**DIRECTIONS**
Copy the lines below as they are; omit the images they contain.

(Extracted data entries)
(begin)

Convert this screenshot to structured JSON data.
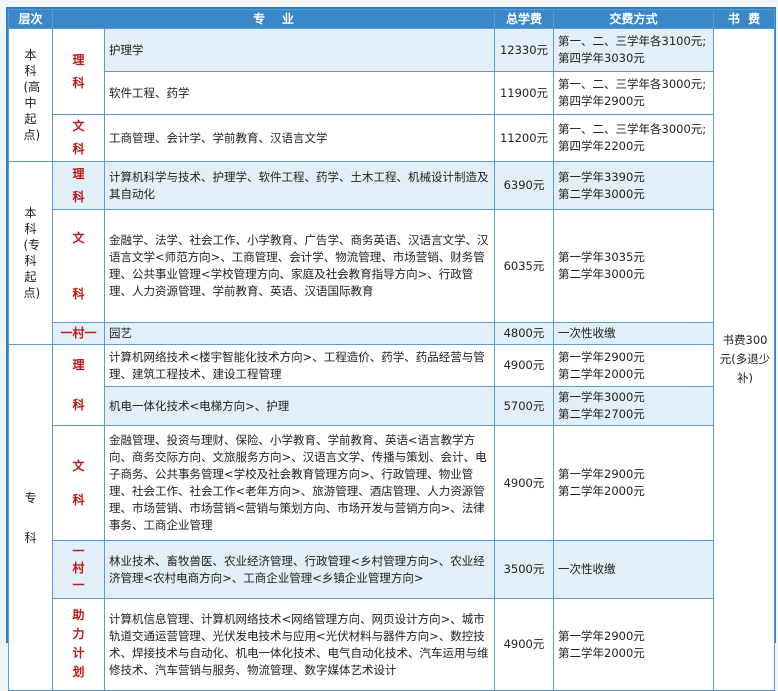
{
  "header": {
    "col1": "层次",
    "col2": "专    业",
    "col3": "总学费",
    "col4": "交费方式",
    "col5": "书  费"
  },
  "levels": {
    "benke_gaoqi": "本科(高中起点)",
    "benke_zhuanqi": "本科(专科起点)",
    "zhuanke": "专  科"
  },
  "categories": {
    "like": "理科",
    "wenke": "文科",
    "yicunyi": "一村一",
    "zhuli": "助力计划"
  },
  "rows": [
    {
      "major": "护理学",
      "fee": "12330元",
      "pay": "第一、二、三学年各3100元;第四学年3030元"
    },
    {
      "major": "软件工程、药学",
      "fee": "11900元",
      "pay": "第一、二、三学年各3000元;第四学年2900元"
    },
    {
      "major": "工商管理、会计学、学前教育、汉语言文学",
      "fee": "11200元",
      "pay": "第一、二、三学年各3000元;第四学年2200元"
    },
    {
      "major": "计算机科学与技术、护理学、软件工程、药学、土木工程、机械设计制造及其自动化",
      "fee": "6390元",
      "pay": "第一学年3390元\n第二学年3000元"
    },
    {
      "major": "金融学、法学、社会工作、小学教育、广告学、商务英语、汉语言文学、汉语言文学<师范方向>、工商管理、会计学、物流管理、市场营销、财务管理、公共事业管理<学校管理方向、家庭及社会教育指导方向>、行政管理、人力资源管理、学前教育、英语、汉语国际教育",
      "fee": "6035元",
      "pay": "第一学年3035元\n第二学年3000元"
    },
    {
      "major": "园艺",
      "fee": "4800元",
      "pay": "一次性收缴"
    },
    {
      "major": "计算机网络技术<楼宇智能化技术方向>、工程造价、药学、药品经营与管理、建筑工程技术、建设工程管理",
      "fee": "4900元",
      "pay": "第一学年2900元\n第二学年2000元"
    },
    {
      "major": "机电一体化技术<电梯方向>、护理",
      "fee": "5700元",
      "pay": "第一学年3000元\n第二学年2700元"
    },
    {
      "major": "金融管理、投资与理财、保险、小学教育、学前教育、英语<语言教学方向、商务交际方向、文旅服务方向>、汉语言文学、传播与策划、会计、电子商务、公共事务管理<学校及社会教育管理方向>、行政管理、物业管理、社会工作、社会工作<老年方向>、旅游管理、酒店管理、人力资源管理、市场营销、市场营销<营销与策划方向、市场开发与营销方向>、法律事务、工商企业管理",
      "fee": "4900元",
      "pay": "第一学年2900元\n第二学年2000元"
    },
    {
      "major": "林业技术、畜牧兽医、农业经济管理、行政管理<乡村管理方向>、农业经济管理<农村电商方向>、工商企业管理<乡镇企业管理方向>",
      "fee": "3500元",
      "pay": "一次性收缴"
    },
    {
      "major": "计算机信息管理、计算机网络技术<网络管理方向、网页设计方向>、城市轨道交通运营管理、光伏发电技术与应用<光伏材料与器件方向>、数控技术、焊接技术与自动化、机电一体化技术、电气自动化技术、汽车运用与维修技术、汽车营销与服务、物流管理、数字媒体艺术设计",
      "fee": "4900元",
      "pay": "第一学年2900元\n第二学年2000元"
    }
  ],
  "book_fee": "书费300元(多退少补)",
  "colors": {
    "header_bg": "#3b88c9",
    "border": "#5b9bd5",
    "category_red": "#c01818",
    "shade": "#e2eef8"
  }
}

(end)

**ANSWER TO THE PROBLEM**
Convert this screenshot to structured JSON data.
{
  "header": {
    "col1": "层次",
    "col2": "专    业",
    "col3": "总学费",
    "col4": "交费方式",
    "col5": "书  费"
  },
  "levels": {
    "benke_gaoqi": "本科(高中起点)",
    "benke_zhuanqi": "本科(专科起点)",
    "zhuanke": "专  科"
  },
  "categories": {
    "like": "理科",
    "wenke": "文科",
    "yicunyi": "一村一",
    "zhuli": "助力计划"
  },
  "rows": [
    {
      "major": "护理学",
      "fee": "12330元",
      "pay": "第一、二、三学年各3100元;第四学年3030元"
    },
    {
      "major": "软件工程、药学",
      "fee": "11900元",
      "pay": "第一、二、三学年各3000元;第四学年2900元"
    },
    {
      "major": "工商管理、会计学、学前教育、汉语言文学",
      "fee": "11200元",
      "pay": "第一、二、三学年各3000元;第四学年2200元"
    },
    {
      "major": "计算机科学与技术、护理学、软件工程、药学、土木工程、机械设计制造及其自动化",
      "fee": "6390元",
      "pay": "第一学年3390元\n第二学年3000元"
    },
    {
      "major": "金融学、法学、社会工作、小学教育、广告学、商务英语、汉语言文学、汉语言文学<师范方向>、工商管理、会计学、物流管理、市场营销、财务管理、公共事业管理<学校管理方向、家庭及社会教育指导方向>、行政管理、人力资源管理、学前教育、英语、汉语国际教育",
      "fee": "6035元",
      "pay": "第一学年3035元\n第二学年3000元"
    },
    {
      "major": "园艺",
      "fee": "4800元",
      "pay": "一次性收缴"
    },
    {
      "major": "计算机网络技术<楼宇智能化技术方向>、工程造价、药学、药品经营与管理、建筑工程技术、建设工程管理",
      "fee": "4900元",
      "pay": "第一学年2900元\n第二学年2000元"
    },
    {
      "major": "机电一体化技术<电梯方向>、护理",
      "fee": "5700元",
      "pay": "第一学年3000元\n第二学年2700元"
    },
    {
      "major": "金融管理、投资与理财、保险、小学教育、学前教育、英语<语言教学方向、商务交际方向、文旅服务方向>、汉语言文学、传播与策划、会计、电子商务、公共事务管理<学校及社会教育管理方向>、行政管理、物业管理、社会工作、社会工作<老年方向>、旅游管理、酒店管理、人力资源管理、市场营销、市场营销<营销与策划方向、市场开发与营销方向>、法律事务、工商企业管理",
      "fee": "4900元",
      "pay": "第一学年2900元\n第二学年2000元"
    },
    {
      "major": "林业技术、畜牧兽医、农业经济管理、行政管理<乡村管理方向>、农业经济管理<农村电商方向>、工商企业管理<乡镇企业管理方向>",
      "fee": "3500元",
      "pay": "一次性收缴"
    },
    {
      "major": "计算机信息管理、计算机网络技术<网络管理方向、网页设计方向>、城市轨道交通运营管理、光伏发电技术与应用<光伏材料与器件方向>、数控技术、焊接技术与自动化、机电一体化技术、电气自动化技术、汽车运用与维修技术、汽车营销与服务、物流管理、数字媒体艺术设计",
      "fee": "4900元",
      "pay": "第一学年2900元\n第二学年2000元"
    }
  ],
  "book_fee": "书费300元(多退少补)",
  "colors": {
    "header_bg": "#3b88c9",
    "border": "#5b9bd5",
    "category_red": "#c01818",
    "shade": "#e2eef8"
  }
}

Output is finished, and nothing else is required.